Find each line below containing the word "Yagil" and copy it.

##### Input records

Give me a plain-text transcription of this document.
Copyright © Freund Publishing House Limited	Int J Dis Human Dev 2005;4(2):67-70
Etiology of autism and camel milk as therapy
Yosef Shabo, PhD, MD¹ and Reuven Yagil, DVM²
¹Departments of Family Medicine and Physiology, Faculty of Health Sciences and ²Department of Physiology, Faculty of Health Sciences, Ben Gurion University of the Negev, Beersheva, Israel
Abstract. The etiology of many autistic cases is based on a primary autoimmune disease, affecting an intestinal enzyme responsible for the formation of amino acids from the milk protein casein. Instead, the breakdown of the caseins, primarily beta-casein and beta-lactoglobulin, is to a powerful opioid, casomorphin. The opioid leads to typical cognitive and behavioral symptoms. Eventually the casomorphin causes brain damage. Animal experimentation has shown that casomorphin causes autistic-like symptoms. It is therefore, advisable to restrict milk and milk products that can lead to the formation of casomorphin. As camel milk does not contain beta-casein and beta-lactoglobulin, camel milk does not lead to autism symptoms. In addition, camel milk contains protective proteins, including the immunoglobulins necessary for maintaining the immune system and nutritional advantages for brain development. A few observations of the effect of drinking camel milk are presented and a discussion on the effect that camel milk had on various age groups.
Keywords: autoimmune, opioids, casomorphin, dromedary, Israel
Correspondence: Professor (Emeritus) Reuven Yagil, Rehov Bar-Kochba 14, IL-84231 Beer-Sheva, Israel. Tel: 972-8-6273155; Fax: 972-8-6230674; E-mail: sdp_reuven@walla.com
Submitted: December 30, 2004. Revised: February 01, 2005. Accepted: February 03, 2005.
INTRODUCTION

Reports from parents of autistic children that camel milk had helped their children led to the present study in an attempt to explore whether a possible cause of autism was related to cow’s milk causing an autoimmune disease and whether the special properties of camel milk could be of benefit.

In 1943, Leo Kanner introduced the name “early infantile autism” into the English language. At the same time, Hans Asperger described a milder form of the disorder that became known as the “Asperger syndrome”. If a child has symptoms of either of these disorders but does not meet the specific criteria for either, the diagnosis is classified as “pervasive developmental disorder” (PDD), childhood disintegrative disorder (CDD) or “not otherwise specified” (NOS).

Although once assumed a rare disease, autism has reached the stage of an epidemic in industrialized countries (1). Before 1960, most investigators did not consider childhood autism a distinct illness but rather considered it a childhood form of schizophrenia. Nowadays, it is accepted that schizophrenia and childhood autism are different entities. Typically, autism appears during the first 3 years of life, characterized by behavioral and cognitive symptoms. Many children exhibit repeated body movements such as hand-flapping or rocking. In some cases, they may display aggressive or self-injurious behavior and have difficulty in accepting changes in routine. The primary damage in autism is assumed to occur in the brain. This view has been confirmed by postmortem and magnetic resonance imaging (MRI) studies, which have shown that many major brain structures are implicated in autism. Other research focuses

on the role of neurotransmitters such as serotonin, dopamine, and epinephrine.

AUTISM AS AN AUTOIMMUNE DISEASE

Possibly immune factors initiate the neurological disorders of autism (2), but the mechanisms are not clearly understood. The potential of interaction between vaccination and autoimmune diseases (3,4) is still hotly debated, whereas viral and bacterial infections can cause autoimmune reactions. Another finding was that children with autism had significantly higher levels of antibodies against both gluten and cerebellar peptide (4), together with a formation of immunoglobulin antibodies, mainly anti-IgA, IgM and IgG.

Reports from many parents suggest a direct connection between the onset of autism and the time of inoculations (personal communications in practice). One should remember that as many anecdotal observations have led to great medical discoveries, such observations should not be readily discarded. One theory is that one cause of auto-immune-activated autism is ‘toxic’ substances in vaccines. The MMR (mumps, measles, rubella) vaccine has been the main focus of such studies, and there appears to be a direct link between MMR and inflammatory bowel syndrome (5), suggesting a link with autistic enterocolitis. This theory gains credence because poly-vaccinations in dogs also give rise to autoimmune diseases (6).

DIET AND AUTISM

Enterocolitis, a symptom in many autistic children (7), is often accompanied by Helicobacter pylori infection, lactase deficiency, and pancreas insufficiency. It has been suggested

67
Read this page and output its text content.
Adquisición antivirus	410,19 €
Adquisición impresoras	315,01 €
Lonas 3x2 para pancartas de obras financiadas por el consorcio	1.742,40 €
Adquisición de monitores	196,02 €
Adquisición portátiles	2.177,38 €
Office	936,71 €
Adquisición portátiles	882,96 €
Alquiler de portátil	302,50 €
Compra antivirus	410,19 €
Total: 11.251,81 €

##########

[Solution to this exercise]
Yosef Shabo, PhD, MD¹ and Reuven Yagil, DVM²
Correspondence: Professor (Emeritus) Reuven Yagil, Rehov Bar-Kochba 14, IL-84231 Beer-Sheva, Israel. Tel: 972-8-6273155; Fax: 972-8-6230674; E-mail: sdp_reuven@walla.com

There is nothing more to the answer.